◆ Instructions for the task:
Images are excluded; otherwise, output every record exactly.

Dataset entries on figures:
○ ○ ○ ○
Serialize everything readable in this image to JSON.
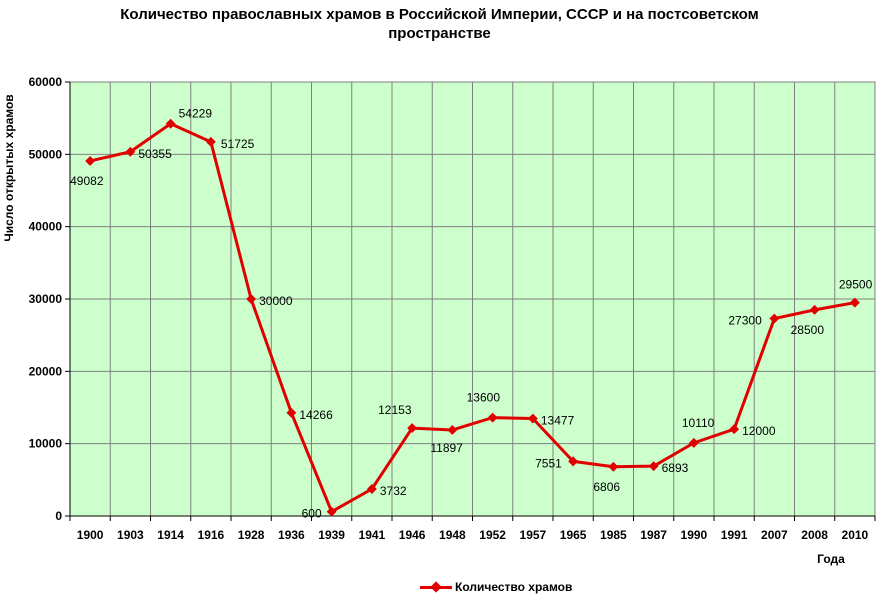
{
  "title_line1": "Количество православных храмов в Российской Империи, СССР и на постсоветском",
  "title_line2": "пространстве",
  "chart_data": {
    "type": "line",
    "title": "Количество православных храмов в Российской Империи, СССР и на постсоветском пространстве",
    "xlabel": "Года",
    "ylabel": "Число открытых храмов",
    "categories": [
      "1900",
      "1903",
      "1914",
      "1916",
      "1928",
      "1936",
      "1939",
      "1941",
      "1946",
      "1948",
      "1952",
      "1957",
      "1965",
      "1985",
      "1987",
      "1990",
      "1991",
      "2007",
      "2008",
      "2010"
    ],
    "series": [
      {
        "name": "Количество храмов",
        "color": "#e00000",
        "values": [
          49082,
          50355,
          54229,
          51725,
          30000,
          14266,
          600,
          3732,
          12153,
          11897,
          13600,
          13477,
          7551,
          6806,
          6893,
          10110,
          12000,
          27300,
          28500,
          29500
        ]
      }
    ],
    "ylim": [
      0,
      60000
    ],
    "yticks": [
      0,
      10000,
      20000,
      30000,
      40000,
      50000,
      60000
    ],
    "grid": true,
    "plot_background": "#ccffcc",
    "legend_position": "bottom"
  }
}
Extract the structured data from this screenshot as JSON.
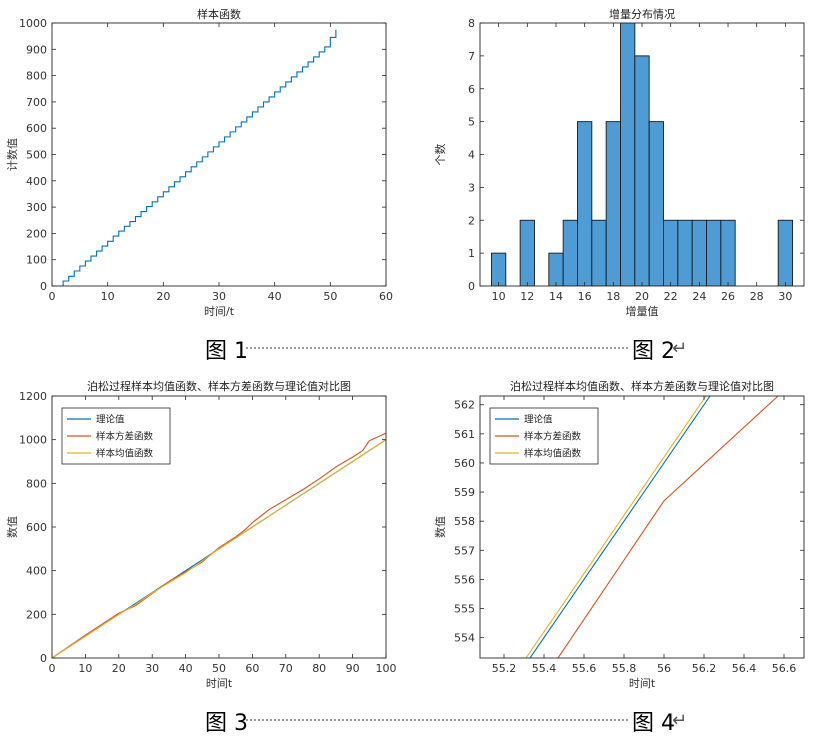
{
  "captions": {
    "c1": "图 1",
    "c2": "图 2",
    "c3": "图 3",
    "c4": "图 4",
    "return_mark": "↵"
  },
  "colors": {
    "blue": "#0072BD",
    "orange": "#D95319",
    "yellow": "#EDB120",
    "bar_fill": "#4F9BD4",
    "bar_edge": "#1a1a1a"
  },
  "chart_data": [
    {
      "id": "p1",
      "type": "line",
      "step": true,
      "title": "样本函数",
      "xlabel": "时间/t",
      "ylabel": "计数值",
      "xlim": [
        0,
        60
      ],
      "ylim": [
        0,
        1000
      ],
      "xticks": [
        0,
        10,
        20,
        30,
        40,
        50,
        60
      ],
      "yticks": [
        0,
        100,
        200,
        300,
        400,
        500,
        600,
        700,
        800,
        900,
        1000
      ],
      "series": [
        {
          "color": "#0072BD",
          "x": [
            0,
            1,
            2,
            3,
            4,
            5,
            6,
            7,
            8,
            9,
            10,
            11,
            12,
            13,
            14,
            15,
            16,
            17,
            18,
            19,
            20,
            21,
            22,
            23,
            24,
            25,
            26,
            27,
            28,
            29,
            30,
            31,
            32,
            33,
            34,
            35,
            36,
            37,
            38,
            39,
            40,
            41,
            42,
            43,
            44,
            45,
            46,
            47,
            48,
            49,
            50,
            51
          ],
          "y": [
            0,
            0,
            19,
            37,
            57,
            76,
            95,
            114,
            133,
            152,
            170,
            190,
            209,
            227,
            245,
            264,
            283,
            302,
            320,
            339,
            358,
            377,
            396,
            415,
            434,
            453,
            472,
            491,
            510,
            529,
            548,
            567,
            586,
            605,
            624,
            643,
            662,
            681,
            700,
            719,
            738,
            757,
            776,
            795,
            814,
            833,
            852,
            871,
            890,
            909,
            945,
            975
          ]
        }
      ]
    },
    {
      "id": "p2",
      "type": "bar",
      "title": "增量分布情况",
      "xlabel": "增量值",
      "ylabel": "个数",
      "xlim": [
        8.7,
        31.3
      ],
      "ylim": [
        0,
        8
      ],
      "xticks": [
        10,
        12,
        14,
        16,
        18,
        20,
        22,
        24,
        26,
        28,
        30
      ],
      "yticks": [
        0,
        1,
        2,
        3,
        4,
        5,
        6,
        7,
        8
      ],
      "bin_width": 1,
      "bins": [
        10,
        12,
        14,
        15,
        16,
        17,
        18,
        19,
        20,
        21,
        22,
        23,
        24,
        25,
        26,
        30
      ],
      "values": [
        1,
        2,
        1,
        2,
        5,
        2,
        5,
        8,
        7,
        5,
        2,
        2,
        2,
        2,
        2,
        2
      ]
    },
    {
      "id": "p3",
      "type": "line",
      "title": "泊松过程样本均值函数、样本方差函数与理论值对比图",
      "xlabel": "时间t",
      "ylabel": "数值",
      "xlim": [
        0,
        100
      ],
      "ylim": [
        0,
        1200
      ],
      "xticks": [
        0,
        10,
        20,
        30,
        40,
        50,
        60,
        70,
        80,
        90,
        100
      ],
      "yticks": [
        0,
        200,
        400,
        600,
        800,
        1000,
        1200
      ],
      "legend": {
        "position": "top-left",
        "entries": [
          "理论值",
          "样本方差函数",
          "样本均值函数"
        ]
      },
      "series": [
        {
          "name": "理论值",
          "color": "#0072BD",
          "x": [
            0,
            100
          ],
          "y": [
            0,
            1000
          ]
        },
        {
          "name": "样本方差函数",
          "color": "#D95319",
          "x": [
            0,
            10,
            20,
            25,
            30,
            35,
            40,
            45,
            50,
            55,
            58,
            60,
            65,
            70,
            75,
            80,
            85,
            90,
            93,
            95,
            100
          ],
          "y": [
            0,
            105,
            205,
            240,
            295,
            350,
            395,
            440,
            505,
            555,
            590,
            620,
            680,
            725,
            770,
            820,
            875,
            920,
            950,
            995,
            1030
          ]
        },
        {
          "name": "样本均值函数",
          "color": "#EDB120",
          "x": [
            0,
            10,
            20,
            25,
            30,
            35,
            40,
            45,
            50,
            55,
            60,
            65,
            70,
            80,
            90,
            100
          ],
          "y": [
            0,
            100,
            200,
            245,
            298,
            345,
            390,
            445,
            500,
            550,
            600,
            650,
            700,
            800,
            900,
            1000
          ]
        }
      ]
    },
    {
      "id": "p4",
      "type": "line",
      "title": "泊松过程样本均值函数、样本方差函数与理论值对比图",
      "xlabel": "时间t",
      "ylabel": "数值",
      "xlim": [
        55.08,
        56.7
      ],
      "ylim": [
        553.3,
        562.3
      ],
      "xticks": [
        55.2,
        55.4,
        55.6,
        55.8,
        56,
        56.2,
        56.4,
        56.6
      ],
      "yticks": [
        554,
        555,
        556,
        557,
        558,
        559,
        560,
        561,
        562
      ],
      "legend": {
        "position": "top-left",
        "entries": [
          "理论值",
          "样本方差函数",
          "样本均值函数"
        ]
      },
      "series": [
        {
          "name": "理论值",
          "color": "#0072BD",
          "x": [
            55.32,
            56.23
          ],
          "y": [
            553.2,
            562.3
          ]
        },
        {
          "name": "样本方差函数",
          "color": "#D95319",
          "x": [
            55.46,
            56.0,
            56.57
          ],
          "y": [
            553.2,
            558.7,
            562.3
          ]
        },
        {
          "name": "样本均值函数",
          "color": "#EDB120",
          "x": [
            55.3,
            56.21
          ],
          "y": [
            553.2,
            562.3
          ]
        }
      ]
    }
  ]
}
○ ○ ○ ○
◆ Final result:
Serialize everything readable in this image to JSON.
{
  "title_line1": "Количество православных храмов в Российской Империи, СССР и на постсоветском",
  "title_line2": "пространстве",
  "chart_data": {
    "type": "line",
    "title": "Количество православных храмов в Российской Империи, СССР и на постсоветском пространстве",
    "xlabel": "Года",
    "ylabel": "Число открытых храмов",
    "categories": [
      "1900",
      "1903",
      "1914",
      "1916",
      "1928",
      "1936",
      "1939",
      "1941",
      "1946",
      "1948",
      "1952",
      "1957",
      "1965",
      "1985",
      "1987",
      "1990",
      "1991",
      "2007",
      "2008",
      "2010"
    ],
    "series": [
      {
        "name": "Количество храмов",
        "color": "#e00000",
        "values": [
          49082,
          50355,
          54229,
          51725,
          30000,
          14266,
          600,
          3732,
          12153,
          11897,
          13600,
          13477,
          7551,
          6806,
          6893,
          10110,
          12000,
          27300,
          28500,
          29500
        ]
      }
    ],
    "ylim": [
      0,
      60000
    ],
    "yticks": [
      0,
      10000,
      20000,
      30000,
      40000,
      50000,
      60000
    ],
    "grid": true,
    "plot_background": "#ccffcc",
    "legend_position": "bottom"
  }
}
Extract the structured data from this screenshot as JSON.
{
  "captions": {
    "c1": "图 1",
    "c2": "图 2",
    "c3": "图 3",
    "c4": "图 4",
    "return_mark": "↵"
  },
  "colors": {
    "blue": "#0072BD",
    "orange": "#D95319",
    "yellow": "#EDB120",
    "bar_fill": "#4F9BD4",
    "bar_edge": "#1a1a1a"
  },
  "chart_data": [
    {
      "id": "p1",
      "type": "line",
      "step": true,
      "title": "样本函数",
      "xlabel": "时间/t",
      "ylabel": "计数值",
      "xlim": [
        0,
        60
      ],
      "ylim": [
        0,
        1000
      ],
      "xticks": [
        0,
        10,
        20,
        30,
        40,
        50,
        60
      ],
      "yticks": [
        0,
        100,
        200,
        300,
        400,
        500,
        600,
        700,
        800,
        900,
        1000
      ],
      "series": [
        {
          "color": "#0072BD",
          "x": [
            0,
            1,
            2,
            3,
            4,
            5,
            6,
            7,
            8,
            9,
            10,
            11,
            12,
            13,
            14,
            15,
            16,
            17,
            18,
            19,
            20,
            21,
            22,
            23,
            24,
            25,
            26,
            27,
            28,
            29,
            30,
            31,
            32,
            33,
            34,
            35,
            36,
            37,
            38,
            39,
            40,
            41,
            42,
            43,
            44,
            45,
            46,
            47,
            48,
            49,
            50,
            51
          ],
          "y": [
            0,
            0,
            19,
            37,
            57,
            76,
            95,
            114,
            133,
            152,
            170,
            190,
            209,
            227,
            245,
            264,
            283,
            302,
            320,
            339,
            358,
            377,
            396,
            415,
            434,
            453,
            472,
            491,
            510,
            529,
            548,
            567,
            586,
            605,
            624,
            643,
            662,
            681,
            700,
            719,
            738,
            757,
            776,
            795,
            814,
            833,
            852,
            871,
            890,
            909,
            945,
            975
          ]
        }
      ]
    },
    {
      "id": "p2",
      "type": "bar",
      "title": "增量分布情况",
      "xlabel": "增量值",
      "ylabel": "个数",
      "xlim": [
        8.7,
        31.3
      ],
      "ylim": [
        0,
        8
      ],
      "xticks": [
        10,
        12,
        14,
        16,
        18,
        20,
        22,
        24,
        26,
        28,
        30
      ],
      "yticks": [
        0,
        1,
        2,
        3,
        4,
        5,
        6,
        7,
        8
      ],
      "bin_width": 1,
      "bins": [
        10,
        12,
        14,
        15,
        16,
        17,
        18,
        19,
        20,
        21,
        22,
        23,
        24,
        25,
        26,
        30
      ],
      "values": [
        1,
        2,
        1,
        2,
        5,
        2,
        5,
        8,
        7,
        5,
        2,
        2,
        2,
        2,
        2,
        2
      ]
    },
    {
      "id": "p3",
      "type": "line",
      "title": "泊松过程样本均值函数、样本方差函数与理论值对比图",
      "xlabel": "时间t",
      "ylabel": "数值",
      "xlim": [
        0,
        100
      ],
      "ylim": [
        0,
        1200
      ],
      "xticks": [
        0,
        10,
        20,
        30,
        40,
        50,
        60,
        70,
        80,
        90,
        100
      ],
      "yticks": [
        0,
        200,
        400,
        600,
        800,
        1000,
        1200
      ],
      "legend": {
        "position": "top-left",
        "entries": [
          "理论值",
          "样本方差函数",
          "样本均值函数"
        ]
      },
      "series": [
        {
          "name": "理论值",
          "color": "#0072BD",
          "x": [
            0,
            100
          ],
          "y": [
            0,
            1000
          ]
        },
        {
          "name": "样本方差函数",
          "color": "#D95319",
          "x": [
            0,
            10,
            20,
            25,
            30,
            35,
            40,
            45,
            50,
            55,
            58,
            60,
            65,
            70,
            75,
            80,
            85,
            90,
            93,
            95,
            100
          ],
          "y": [
            0,
            105,
            205,
            240,
            295,
            350,
            395,
            440,
            505,
            555,
            590,
            620,
            680,
            725,
            770,
            820,
            875,
            920,
            950,
            995,
            1030
          ]
        },
        {
          "name": "样本均值函数",
          "color": "#EDB120",
          "x": [
            0,
            10,
            20,
            25,
            30,
            35,
            40,
            45,
            50,
            55,
            60,
            65,
            70,
            80,
            90,
            100
          ],
          "y": [
            0,
            100,
            200,
            245,
            298,
            345,
            390,
            445,
            500,
            550,
            600,
            650,
            700,
            800,
            900,
            1000
          ]
        }
      ]
    },
    {
      "id": "p4",
      "type": "line",
      "title": "泊松过程样本均值函数、样本方差函数与理论值对比图",
      "xlabel": "时间t",
      "ylabel": "数值",
      "xlim": [
        55.08,
        56.7
      ],
      "ylim": [
        553.3,
        562.3
      ],
      "xticks": [
        55.2,
        55.4,
        55.6,
        55.8,
        56,
        56.2,
        56.4,
        56.6
      ],
      "yticks": [
        554,
        555,
        556,
        557,
        558,
        559,
        560,
        561,
        562
      ],
      "legend": {
        "position": "top-left",
        "entries": [
          "理论值",
          "样本方差函数",
          "样本均值函数"
        ]
      },
      "series": [
        {
          "name": "理论值",
          "color": "#0072BD",
          "x": [
            55.32,
            56.23
          ],
          "y": [
            553.2,
            562.3
          ]
        },
        {
          "name": "样本方差函数",
          "color": "#D95319",
          "x": [
            55.46,
            56.0,
            56.57
          ],
          "y": [
            553.2,
            558.7,
            562.3
          ]
        },
        {
          "name": "样本均值函数",
          "color": "#EDB120",
          "x": [
            55.3,
            56.21
          ],
          "y": [
            553.2,
            562.3
          ]
        }
      ]
    }
  ]
}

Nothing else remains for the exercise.